_Requirement_
Locate the line that contains "Convert this screenshot". Print it and each following line through the end of the listing, verbatim, and nothing more.

Data entries for graphics
══════

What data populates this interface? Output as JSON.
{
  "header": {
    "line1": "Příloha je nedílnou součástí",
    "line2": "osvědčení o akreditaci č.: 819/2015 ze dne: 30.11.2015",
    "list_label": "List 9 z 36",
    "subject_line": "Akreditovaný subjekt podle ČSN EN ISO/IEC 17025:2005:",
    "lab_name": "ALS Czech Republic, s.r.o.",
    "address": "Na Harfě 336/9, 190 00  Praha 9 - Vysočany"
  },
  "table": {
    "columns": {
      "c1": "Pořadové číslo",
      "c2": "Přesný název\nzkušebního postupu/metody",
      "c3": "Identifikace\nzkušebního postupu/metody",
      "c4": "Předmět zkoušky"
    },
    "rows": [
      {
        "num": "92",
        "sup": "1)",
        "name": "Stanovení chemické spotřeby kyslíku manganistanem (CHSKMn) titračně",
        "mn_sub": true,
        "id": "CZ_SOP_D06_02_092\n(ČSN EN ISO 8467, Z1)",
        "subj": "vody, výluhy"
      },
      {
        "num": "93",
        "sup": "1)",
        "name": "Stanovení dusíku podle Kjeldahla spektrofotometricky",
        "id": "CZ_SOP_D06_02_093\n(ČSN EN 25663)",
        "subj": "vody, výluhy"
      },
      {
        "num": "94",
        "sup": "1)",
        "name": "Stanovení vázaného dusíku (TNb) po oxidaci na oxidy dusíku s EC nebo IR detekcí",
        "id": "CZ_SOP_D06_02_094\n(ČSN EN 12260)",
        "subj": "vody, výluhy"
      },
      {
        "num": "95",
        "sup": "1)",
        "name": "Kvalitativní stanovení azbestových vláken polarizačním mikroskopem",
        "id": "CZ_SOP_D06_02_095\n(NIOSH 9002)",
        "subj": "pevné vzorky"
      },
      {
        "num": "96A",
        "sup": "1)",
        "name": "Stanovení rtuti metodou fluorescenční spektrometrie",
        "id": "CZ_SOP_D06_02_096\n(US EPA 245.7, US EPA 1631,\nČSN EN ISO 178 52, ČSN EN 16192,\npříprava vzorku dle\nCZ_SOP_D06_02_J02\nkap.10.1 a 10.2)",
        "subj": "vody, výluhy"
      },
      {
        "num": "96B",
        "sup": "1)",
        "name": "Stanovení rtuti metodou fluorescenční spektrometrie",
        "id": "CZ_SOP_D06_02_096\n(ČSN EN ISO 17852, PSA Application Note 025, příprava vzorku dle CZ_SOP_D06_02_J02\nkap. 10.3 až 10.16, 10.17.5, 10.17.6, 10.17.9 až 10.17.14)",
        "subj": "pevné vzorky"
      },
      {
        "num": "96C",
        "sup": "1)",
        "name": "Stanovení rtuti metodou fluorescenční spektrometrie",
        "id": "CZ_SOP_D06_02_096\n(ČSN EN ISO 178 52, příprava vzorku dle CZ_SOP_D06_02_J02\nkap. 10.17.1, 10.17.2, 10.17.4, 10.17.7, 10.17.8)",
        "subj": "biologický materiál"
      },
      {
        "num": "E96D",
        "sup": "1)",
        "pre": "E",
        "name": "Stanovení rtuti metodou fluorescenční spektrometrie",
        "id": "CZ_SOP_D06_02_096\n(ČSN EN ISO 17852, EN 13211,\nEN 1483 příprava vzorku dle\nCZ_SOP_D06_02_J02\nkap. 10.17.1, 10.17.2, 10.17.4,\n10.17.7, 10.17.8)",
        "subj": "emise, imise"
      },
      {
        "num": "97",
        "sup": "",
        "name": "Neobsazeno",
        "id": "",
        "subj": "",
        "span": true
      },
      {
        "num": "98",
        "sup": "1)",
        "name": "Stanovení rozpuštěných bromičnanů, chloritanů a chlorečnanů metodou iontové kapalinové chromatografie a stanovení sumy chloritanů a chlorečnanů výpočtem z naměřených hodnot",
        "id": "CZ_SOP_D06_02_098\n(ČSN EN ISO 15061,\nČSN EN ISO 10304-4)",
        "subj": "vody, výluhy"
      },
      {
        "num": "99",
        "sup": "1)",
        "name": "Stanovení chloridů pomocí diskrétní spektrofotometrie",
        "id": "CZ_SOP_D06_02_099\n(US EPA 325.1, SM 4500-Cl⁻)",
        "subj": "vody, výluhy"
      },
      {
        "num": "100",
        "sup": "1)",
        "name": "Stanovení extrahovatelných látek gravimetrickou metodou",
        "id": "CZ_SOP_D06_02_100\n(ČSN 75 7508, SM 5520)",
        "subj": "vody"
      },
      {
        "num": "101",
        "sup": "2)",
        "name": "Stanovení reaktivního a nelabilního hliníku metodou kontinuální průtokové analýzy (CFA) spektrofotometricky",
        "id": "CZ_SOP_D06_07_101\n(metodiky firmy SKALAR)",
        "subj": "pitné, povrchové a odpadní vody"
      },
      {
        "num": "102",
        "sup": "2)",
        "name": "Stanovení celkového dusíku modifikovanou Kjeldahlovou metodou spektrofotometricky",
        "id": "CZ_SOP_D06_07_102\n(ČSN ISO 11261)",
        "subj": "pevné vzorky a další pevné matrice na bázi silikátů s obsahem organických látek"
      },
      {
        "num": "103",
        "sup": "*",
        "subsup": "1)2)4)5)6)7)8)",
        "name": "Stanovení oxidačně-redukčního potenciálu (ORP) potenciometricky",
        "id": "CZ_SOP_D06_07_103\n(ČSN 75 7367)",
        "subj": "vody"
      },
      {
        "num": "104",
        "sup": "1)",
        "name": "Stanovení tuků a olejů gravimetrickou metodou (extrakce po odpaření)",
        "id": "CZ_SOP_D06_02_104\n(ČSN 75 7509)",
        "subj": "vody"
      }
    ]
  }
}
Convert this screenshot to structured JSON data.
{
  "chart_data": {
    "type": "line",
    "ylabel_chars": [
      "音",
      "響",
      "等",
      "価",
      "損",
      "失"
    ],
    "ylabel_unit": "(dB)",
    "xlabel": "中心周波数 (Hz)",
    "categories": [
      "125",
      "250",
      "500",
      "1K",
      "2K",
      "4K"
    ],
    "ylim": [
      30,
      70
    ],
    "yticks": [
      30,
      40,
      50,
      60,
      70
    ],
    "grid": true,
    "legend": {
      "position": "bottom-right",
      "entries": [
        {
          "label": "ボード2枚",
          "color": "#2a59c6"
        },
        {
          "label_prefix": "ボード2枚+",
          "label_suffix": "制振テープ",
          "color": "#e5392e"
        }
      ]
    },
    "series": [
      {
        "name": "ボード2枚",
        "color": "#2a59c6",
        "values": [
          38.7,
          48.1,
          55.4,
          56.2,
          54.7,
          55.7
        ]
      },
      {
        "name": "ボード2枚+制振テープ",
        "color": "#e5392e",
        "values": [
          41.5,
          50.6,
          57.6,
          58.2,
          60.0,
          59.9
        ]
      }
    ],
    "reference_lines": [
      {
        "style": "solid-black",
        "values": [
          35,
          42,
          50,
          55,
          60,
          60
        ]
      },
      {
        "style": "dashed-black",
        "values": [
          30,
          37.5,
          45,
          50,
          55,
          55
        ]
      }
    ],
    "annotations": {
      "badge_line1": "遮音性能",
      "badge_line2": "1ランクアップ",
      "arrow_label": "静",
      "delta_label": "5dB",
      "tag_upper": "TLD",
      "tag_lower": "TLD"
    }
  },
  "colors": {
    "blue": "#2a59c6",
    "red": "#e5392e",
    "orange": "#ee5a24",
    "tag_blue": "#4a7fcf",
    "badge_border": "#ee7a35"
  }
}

══════

_Task answer_
Convert this screenshot to structured JSON data.
{
  "chart_data": {
    "type": "line",
    "ylabel_chars": [
      "音",
      "響",
      "等",
      "価",
      "損",
      "失"
    ],
    "ylabel_unit": "(dB)",
    "xlabel": "中心周波数 (Hz)",
    "categories": [
      "125",
      "250",
      "500",
      "1K",
      "2K",
      "4K"
    ],
    "ylim": [
      30,
      70
    ],
    "yticks": [
      30,
      40,
      50,
      60,
      70
    ],
    "grid": true,
    "legend": {
      "position": "bottom-right",
      "entries": [
        {
          "label": "ボード2枚",
          "color": "#2a59c6"
        },
        {
          "label_prefix": "ボード2枚+",
          "label_suffix": "制振テープ",
          "color": "#e5392e"
        }
      ]
    },
    "series": [
      {
        "name": "ボード2枚",
        "color": "#2a59c6",
        "values": [
          38.7,
          48.1,
          55.4,
          56.2,
          54.7,
          55.7
        ]
      },
      {
        "name": "ボード2枚+制振テープ",
        "color": "#e5392e",
        "values": [
          41.5,
          50.6,
          57.6,
          58.2,
          60.0,
          59.9
        ]
      }
    ],
    "reference_lines": [
      {
        "style": "solid-black",
        "values": [
          35,
          42,
          50,
          55,
          60,
          60
        ]
      },
      {
        "style": "dashed-black",
        "values": [
          30,
          37.5,
          45,
          50,
          55,
          55
        ]
      }
    ],
    "annotations": {
      "badge_line1": "遮音性能",
      "badge_line2": "1ランクアップ",
      "arrow_label": "静",
      "delta_label": "5dB",
      "tag_upper": "TLD",
      "tag_lower": "TLD"
    }
  },
  "colors": {
    "blue": "#2a59c6",
    "red": "#e5392e",
    "orange": "#ee5a24",
    "tag_blue": "#4a7fcf",
    "badge_border": "#ee7a35"
  }
}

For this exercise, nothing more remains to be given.